--- Begin RECORDS SHOWN ---

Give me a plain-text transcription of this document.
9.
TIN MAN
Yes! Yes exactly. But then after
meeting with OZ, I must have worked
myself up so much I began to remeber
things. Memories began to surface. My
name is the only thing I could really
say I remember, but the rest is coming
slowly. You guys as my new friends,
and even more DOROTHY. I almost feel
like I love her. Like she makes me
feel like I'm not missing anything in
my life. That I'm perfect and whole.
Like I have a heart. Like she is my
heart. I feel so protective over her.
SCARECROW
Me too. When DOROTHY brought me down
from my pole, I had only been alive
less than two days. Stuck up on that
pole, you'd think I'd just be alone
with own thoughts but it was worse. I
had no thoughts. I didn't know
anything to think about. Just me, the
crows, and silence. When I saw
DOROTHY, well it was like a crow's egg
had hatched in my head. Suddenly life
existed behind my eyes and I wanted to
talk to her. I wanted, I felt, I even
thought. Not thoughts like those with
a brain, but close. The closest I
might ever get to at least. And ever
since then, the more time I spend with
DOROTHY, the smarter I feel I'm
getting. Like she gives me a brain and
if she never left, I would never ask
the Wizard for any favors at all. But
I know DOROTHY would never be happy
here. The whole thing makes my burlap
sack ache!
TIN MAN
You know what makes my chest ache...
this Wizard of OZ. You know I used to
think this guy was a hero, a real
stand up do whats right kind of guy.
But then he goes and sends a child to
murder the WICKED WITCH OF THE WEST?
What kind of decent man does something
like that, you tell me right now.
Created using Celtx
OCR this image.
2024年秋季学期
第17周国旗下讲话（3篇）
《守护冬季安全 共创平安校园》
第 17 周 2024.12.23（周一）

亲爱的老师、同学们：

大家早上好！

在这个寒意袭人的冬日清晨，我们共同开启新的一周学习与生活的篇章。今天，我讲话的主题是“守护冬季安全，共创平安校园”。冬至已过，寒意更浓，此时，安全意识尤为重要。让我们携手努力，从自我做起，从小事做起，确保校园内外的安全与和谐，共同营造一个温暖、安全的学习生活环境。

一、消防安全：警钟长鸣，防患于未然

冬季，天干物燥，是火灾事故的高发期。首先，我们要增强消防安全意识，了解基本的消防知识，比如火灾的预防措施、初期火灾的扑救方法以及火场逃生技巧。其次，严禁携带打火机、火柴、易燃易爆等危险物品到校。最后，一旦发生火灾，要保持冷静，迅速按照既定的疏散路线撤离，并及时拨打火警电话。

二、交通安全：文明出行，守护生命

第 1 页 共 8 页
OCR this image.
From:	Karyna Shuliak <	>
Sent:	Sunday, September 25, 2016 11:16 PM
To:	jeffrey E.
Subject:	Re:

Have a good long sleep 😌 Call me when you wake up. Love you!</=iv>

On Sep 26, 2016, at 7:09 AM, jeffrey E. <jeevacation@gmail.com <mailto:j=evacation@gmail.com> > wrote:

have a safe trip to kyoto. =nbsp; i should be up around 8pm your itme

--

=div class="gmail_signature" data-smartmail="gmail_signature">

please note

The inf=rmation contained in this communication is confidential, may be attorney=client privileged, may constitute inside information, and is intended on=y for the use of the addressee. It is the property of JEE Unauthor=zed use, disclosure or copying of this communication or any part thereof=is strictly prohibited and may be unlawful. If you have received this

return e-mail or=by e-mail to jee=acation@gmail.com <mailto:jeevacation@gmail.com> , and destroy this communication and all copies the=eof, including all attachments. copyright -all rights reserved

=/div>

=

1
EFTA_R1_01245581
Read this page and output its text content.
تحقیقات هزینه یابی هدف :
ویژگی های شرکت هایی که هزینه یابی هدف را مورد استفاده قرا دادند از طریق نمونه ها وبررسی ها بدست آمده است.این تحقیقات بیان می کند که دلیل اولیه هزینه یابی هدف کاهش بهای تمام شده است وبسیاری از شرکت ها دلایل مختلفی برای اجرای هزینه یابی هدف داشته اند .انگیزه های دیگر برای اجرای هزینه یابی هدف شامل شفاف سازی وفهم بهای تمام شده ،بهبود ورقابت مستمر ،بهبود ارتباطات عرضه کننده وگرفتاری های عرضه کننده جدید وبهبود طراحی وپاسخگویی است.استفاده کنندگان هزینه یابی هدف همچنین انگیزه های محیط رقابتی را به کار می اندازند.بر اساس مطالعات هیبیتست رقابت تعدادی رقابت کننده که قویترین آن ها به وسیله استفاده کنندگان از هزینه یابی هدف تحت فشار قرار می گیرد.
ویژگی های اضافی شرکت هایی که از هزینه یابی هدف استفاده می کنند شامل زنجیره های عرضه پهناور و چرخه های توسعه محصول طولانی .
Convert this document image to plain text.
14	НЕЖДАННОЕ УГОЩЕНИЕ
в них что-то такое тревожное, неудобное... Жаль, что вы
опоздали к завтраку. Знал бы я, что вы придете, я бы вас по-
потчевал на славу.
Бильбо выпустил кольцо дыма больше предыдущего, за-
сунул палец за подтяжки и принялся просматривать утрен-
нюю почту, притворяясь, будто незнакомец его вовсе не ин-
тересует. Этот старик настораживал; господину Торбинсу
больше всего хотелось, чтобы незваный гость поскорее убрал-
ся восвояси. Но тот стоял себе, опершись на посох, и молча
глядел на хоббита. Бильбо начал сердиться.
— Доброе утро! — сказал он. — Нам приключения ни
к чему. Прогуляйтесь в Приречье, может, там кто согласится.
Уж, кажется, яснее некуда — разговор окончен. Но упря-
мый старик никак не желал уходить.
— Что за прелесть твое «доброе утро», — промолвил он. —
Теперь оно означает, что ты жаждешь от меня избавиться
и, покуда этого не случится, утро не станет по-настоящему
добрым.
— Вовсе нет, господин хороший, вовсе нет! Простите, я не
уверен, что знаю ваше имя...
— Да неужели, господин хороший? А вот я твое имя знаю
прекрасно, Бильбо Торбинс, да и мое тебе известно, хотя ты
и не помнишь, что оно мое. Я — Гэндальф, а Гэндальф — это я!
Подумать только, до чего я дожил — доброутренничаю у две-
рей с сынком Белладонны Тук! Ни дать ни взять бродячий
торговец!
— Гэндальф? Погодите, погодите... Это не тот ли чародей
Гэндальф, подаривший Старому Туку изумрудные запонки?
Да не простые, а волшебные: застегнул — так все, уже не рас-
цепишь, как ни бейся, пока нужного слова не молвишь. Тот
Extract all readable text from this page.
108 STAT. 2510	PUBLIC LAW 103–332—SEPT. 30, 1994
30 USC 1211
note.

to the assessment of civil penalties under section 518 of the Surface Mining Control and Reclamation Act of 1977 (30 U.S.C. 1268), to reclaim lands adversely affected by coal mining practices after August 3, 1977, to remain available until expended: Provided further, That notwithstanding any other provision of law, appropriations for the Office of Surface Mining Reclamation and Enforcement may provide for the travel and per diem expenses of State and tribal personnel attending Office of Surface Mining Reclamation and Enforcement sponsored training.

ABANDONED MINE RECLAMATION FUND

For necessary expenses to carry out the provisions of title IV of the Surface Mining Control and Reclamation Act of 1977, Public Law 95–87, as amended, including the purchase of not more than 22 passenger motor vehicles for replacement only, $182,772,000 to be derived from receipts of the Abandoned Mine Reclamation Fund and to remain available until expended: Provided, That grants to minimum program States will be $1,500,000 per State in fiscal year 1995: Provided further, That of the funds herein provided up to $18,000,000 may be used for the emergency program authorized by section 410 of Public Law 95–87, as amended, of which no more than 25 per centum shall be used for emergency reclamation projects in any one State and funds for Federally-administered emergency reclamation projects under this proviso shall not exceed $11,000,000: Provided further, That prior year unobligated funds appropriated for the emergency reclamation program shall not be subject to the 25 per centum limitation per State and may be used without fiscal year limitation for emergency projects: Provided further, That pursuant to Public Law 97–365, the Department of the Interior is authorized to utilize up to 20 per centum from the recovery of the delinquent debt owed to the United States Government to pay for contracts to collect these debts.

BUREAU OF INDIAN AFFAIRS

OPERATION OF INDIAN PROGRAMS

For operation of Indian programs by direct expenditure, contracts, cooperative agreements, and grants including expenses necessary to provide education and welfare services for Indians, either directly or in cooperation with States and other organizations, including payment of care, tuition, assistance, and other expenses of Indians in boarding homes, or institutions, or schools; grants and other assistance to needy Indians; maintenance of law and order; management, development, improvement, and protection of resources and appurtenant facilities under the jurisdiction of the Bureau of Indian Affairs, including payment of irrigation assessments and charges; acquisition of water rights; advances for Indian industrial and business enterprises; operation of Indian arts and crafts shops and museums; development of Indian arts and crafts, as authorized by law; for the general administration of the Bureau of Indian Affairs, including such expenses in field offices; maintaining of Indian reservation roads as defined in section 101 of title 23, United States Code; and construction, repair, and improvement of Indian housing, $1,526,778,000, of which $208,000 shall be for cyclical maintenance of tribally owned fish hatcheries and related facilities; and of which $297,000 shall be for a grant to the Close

--- End RECORDS SHOWN ---

WRITTEN PROBLEM => Report each line in the data that holds the word "mailto".

RESULT =>
On Sep 26, 2016, at 7:09 AM, jeffrey E. <jeevacation@gmail.com <mailto:j=evacation@gmail.com> > wrote:
return e-mail or=by e-mail to jee=acation@gmail.com <mailto:jeevacation@gmail.com> , and destroy this communication and all copies the=eof, including all attachments. copyright -all rights reserved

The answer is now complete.